[Listings of element locations]
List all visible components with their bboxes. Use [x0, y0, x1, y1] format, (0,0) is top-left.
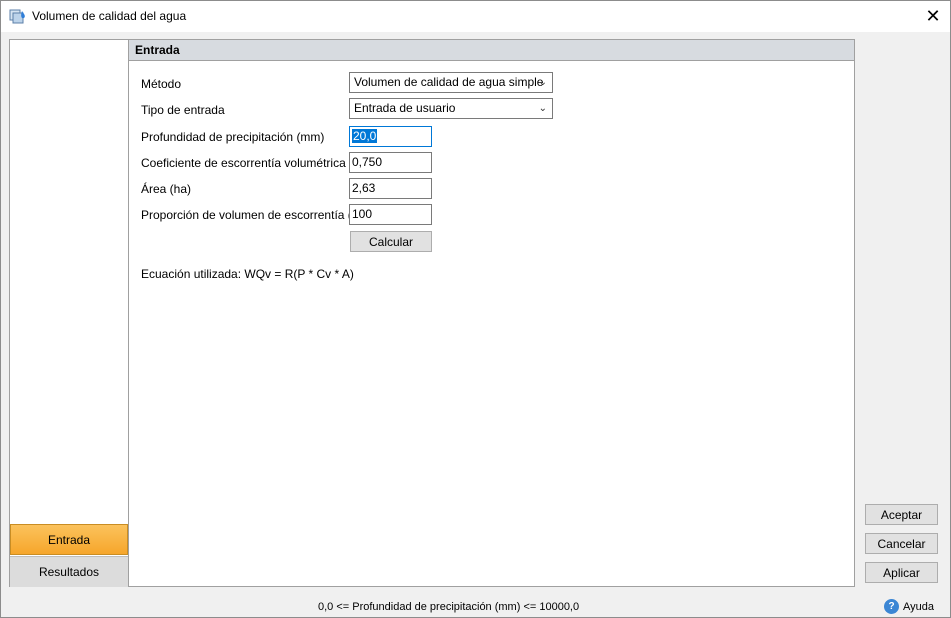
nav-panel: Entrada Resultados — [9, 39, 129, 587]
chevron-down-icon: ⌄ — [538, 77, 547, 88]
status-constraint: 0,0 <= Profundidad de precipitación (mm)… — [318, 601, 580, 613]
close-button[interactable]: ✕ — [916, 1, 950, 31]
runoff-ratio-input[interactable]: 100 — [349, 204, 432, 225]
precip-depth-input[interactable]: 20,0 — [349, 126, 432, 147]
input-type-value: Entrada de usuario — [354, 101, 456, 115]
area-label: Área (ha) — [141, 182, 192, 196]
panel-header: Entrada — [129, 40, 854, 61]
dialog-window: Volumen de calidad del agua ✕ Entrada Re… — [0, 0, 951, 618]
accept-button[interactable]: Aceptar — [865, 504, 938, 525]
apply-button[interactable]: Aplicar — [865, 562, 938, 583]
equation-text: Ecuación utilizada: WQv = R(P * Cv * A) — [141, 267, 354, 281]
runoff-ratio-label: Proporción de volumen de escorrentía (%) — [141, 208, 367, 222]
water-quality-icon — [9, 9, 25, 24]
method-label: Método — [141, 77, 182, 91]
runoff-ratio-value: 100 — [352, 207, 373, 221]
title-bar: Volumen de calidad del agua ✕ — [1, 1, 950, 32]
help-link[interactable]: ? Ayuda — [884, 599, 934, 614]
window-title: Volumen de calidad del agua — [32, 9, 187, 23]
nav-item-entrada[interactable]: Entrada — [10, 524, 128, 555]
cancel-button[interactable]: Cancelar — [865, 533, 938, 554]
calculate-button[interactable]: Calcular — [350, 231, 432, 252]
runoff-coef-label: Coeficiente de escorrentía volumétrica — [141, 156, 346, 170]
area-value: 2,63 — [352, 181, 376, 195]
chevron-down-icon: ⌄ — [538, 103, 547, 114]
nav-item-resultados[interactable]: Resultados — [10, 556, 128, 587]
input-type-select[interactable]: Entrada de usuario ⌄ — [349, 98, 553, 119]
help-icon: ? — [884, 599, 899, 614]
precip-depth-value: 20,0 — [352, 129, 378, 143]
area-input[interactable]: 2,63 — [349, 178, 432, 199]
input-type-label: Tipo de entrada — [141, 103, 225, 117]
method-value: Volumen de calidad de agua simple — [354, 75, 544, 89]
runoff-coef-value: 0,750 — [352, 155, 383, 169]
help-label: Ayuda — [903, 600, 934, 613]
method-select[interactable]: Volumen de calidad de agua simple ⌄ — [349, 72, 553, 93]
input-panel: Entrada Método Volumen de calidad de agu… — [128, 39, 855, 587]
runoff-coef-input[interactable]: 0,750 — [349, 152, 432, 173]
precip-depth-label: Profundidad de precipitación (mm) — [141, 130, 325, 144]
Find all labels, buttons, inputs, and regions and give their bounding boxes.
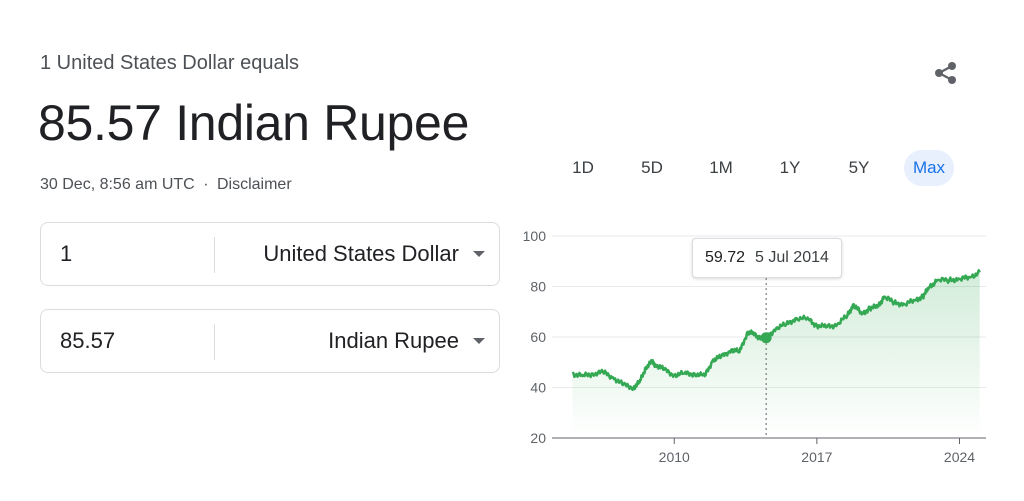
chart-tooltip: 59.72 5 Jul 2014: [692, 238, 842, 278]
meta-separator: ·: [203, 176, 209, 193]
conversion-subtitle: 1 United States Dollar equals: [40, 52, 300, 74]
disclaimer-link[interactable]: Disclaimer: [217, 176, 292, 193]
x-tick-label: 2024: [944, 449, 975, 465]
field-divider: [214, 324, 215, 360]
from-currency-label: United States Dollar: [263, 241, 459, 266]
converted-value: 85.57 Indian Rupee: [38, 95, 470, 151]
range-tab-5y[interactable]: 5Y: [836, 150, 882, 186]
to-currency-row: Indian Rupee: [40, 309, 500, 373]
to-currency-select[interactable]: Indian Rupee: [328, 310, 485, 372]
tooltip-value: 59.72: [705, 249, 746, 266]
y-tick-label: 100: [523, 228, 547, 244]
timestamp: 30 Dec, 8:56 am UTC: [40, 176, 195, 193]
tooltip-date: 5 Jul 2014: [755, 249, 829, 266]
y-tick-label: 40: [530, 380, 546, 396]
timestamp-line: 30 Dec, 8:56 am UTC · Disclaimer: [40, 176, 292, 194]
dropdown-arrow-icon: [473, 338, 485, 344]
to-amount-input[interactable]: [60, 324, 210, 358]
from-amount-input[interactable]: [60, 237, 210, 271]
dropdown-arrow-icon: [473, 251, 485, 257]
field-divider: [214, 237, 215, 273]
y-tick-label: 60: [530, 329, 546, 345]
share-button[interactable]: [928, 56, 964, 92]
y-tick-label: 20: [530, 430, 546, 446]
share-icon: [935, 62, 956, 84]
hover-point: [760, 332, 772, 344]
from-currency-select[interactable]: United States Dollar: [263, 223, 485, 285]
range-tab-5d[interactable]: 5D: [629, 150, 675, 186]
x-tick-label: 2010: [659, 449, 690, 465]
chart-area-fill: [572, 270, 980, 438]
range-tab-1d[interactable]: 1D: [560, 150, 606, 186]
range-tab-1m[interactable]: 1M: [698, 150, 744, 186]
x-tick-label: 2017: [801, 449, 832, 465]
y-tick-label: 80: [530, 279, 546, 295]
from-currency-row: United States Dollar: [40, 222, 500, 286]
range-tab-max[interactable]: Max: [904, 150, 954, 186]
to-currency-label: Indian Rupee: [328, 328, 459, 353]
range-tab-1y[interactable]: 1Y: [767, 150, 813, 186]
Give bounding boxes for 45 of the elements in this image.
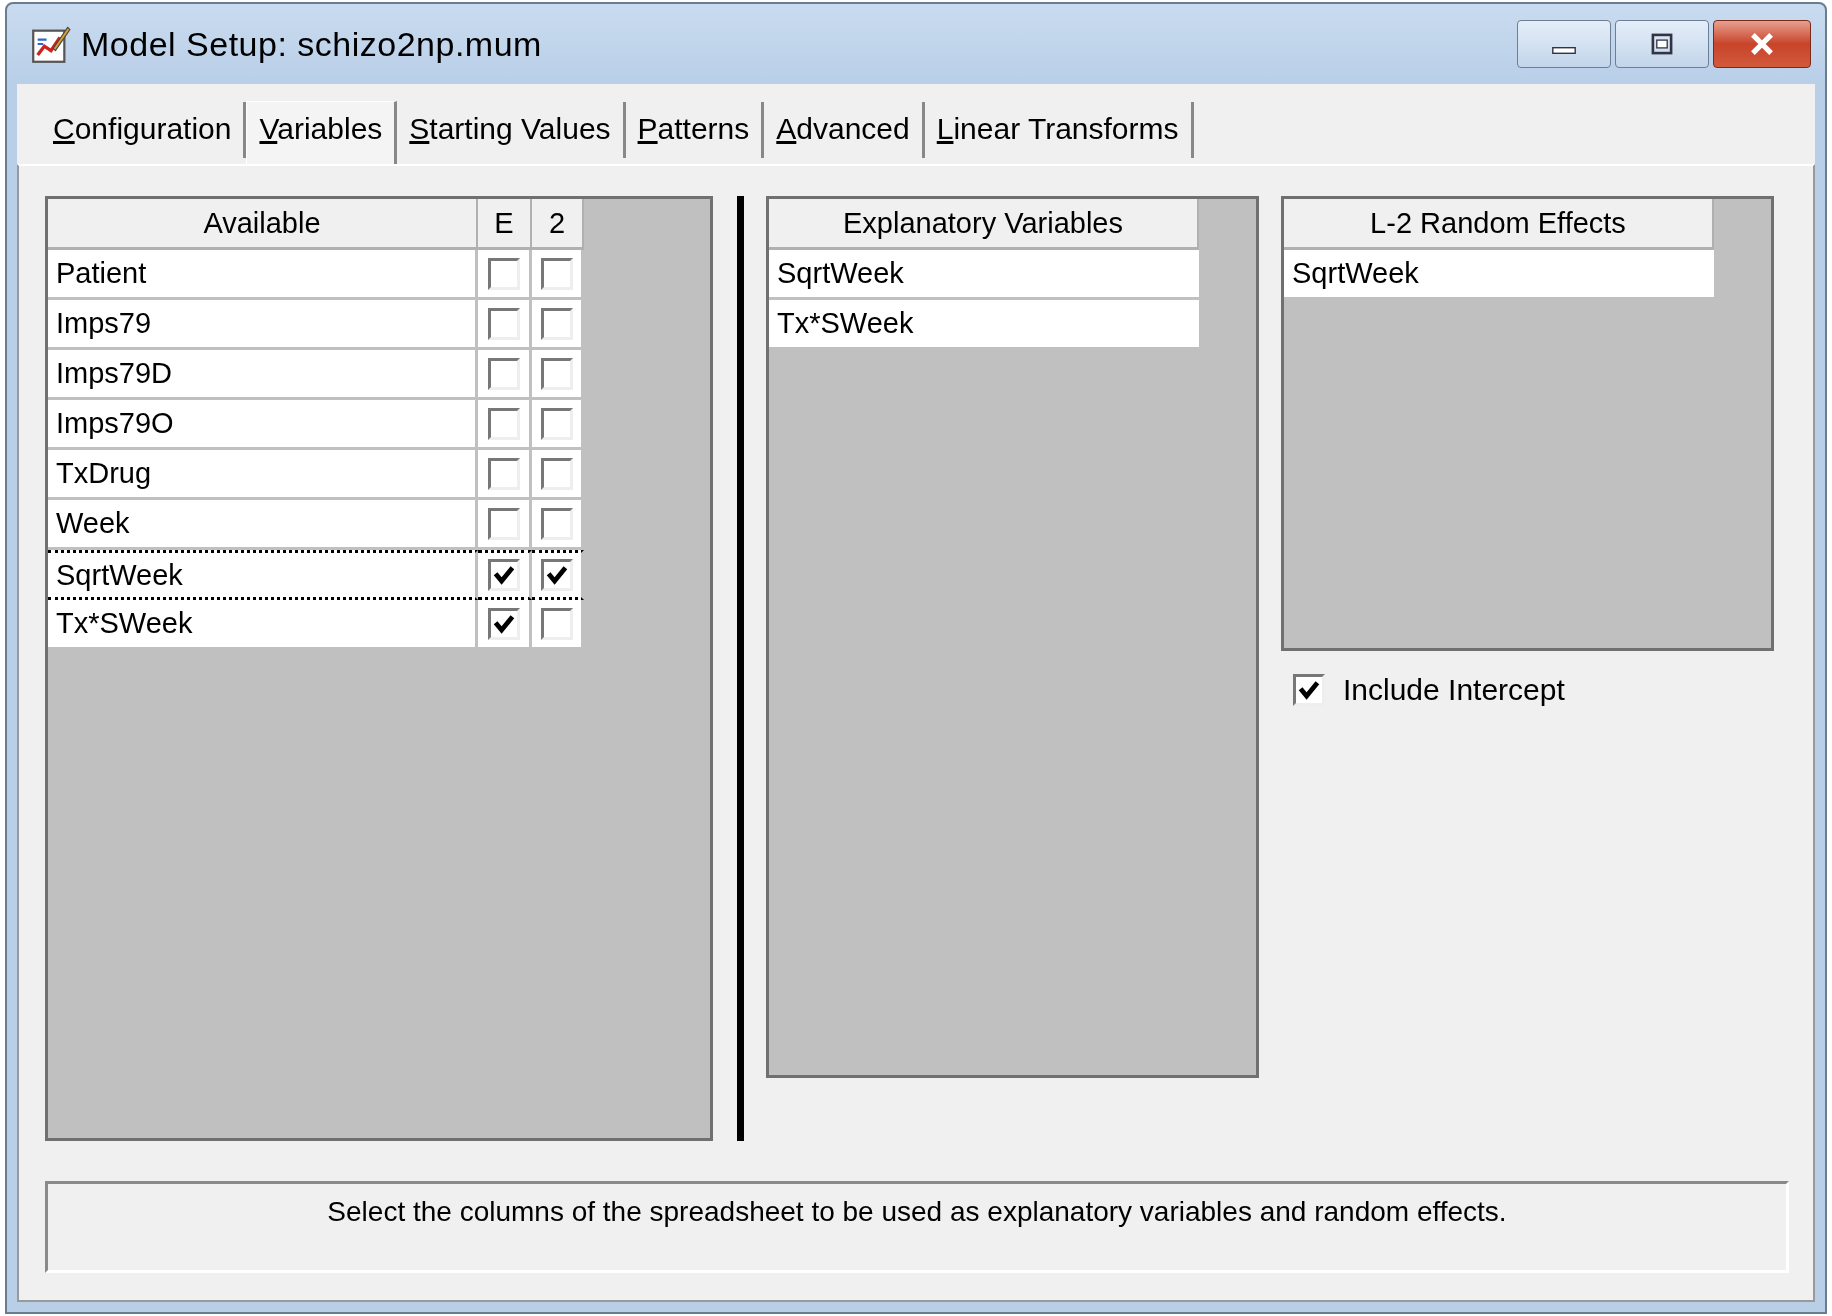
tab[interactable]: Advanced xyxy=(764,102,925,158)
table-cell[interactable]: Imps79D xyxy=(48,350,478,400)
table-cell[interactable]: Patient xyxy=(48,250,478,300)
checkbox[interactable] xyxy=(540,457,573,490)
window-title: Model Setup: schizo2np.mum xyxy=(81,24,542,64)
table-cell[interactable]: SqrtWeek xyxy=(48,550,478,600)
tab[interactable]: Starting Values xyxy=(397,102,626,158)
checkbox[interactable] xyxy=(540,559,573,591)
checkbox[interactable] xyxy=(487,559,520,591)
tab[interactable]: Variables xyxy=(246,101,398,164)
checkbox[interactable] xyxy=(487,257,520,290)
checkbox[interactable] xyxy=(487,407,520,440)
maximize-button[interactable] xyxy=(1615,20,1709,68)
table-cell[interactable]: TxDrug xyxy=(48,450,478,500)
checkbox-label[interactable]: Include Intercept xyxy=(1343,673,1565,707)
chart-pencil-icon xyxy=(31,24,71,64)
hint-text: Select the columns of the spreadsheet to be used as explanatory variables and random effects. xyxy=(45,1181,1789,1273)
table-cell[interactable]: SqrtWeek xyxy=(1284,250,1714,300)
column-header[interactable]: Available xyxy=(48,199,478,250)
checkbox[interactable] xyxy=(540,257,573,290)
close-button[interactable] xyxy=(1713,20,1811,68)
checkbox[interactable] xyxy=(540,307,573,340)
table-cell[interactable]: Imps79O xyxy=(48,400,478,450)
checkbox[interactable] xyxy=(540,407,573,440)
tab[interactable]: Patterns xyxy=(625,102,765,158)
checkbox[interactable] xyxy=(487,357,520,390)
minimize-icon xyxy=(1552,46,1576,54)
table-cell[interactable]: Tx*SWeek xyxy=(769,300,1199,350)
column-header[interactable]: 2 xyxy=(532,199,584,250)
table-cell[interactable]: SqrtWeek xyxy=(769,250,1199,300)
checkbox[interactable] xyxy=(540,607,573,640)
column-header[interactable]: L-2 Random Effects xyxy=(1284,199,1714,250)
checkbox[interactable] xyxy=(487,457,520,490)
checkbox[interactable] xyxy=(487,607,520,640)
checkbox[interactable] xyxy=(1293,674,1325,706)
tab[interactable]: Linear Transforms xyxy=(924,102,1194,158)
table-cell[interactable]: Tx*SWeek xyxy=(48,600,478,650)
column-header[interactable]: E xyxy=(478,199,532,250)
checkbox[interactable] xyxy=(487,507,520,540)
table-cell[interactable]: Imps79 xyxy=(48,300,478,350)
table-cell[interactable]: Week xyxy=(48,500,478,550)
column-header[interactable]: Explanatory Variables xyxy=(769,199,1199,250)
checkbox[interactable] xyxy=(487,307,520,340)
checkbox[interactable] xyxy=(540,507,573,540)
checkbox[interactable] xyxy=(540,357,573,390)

--

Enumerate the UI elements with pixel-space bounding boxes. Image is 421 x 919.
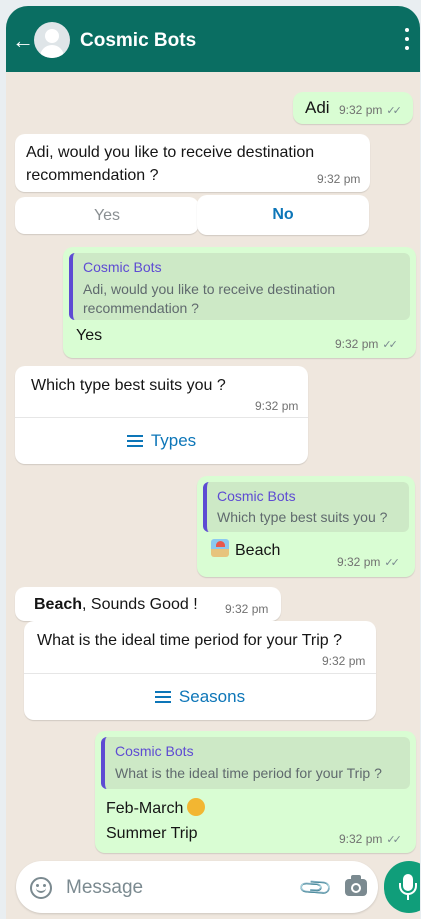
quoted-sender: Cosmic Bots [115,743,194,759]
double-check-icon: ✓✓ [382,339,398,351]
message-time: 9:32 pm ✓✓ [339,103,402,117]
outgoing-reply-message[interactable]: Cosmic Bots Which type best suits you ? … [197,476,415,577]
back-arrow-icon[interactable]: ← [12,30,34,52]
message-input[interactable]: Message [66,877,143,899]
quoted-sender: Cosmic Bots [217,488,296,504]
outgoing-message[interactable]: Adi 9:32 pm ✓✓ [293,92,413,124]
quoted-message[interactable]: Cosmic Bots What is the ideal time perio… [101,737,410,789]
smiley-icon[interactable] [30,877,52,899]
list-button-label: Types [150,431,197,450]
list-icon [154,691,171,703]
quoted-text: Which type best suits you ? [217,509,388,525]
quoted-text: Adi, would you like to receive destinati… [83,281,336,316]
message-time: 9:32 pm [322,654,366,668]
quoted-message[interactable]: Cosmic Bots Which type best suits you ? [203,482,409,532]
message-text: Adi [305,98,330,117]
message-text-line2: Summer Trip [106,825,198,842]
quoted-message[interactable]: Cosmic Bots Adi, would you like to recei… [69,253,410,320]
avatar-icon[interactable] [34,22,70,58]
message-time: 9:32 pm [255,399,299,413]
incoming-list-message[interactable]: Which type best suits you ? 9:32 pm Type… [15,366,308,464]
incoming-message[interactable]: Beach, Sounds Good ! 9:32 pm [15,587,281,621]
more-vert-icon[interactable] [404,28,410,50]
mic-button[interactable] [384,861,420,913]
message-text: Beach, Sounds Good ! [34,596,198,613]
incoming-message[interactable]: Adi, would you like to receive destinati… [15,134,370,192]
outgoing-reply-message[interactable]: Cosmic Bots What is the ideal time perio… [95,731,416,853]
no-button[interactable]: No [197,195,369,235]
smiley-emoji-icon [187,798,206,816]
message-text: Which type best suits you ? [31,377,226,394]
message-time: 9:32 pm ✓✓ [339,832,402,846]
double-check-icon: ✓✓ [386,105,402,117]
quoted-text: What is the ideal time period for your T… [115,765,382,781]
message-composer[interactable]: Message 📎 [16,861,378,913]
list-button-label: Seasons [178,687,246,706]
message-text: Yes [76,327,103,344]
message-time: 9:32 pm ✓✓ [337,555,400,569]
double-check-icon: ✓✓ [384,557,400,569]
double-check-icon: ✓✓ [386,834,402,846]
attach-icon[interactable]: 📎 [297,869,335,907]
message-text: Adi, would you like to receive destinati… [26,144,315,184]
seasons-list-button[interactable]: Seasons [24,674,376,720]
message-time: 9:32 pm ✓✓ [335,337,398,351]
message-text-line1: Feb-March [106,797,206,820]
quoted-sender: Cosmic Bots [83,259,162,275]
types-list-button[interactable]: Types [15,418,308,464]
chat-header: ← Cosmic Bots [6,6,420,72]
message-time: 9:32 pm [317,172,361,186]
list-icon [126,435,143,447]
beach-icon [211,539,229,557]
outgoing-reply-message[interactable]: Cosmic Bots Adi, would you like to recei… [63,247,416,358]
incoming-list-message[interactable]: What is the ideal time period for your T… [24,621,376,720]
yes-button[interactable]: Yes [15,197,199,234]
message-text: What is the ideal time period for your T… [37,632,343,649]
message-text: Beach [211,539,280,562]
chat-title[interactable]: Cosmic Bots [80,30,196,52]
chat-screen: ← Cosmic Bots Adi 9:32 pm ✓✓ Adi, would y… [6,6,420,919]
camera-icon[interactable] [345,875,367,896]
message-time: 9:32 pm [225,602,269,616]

# [Goal of the exercise]
How many lines in the data above contain the string "amount"? Treat uppercase and lowercase as different, and reply with only the number.

# [Solved exercise]
2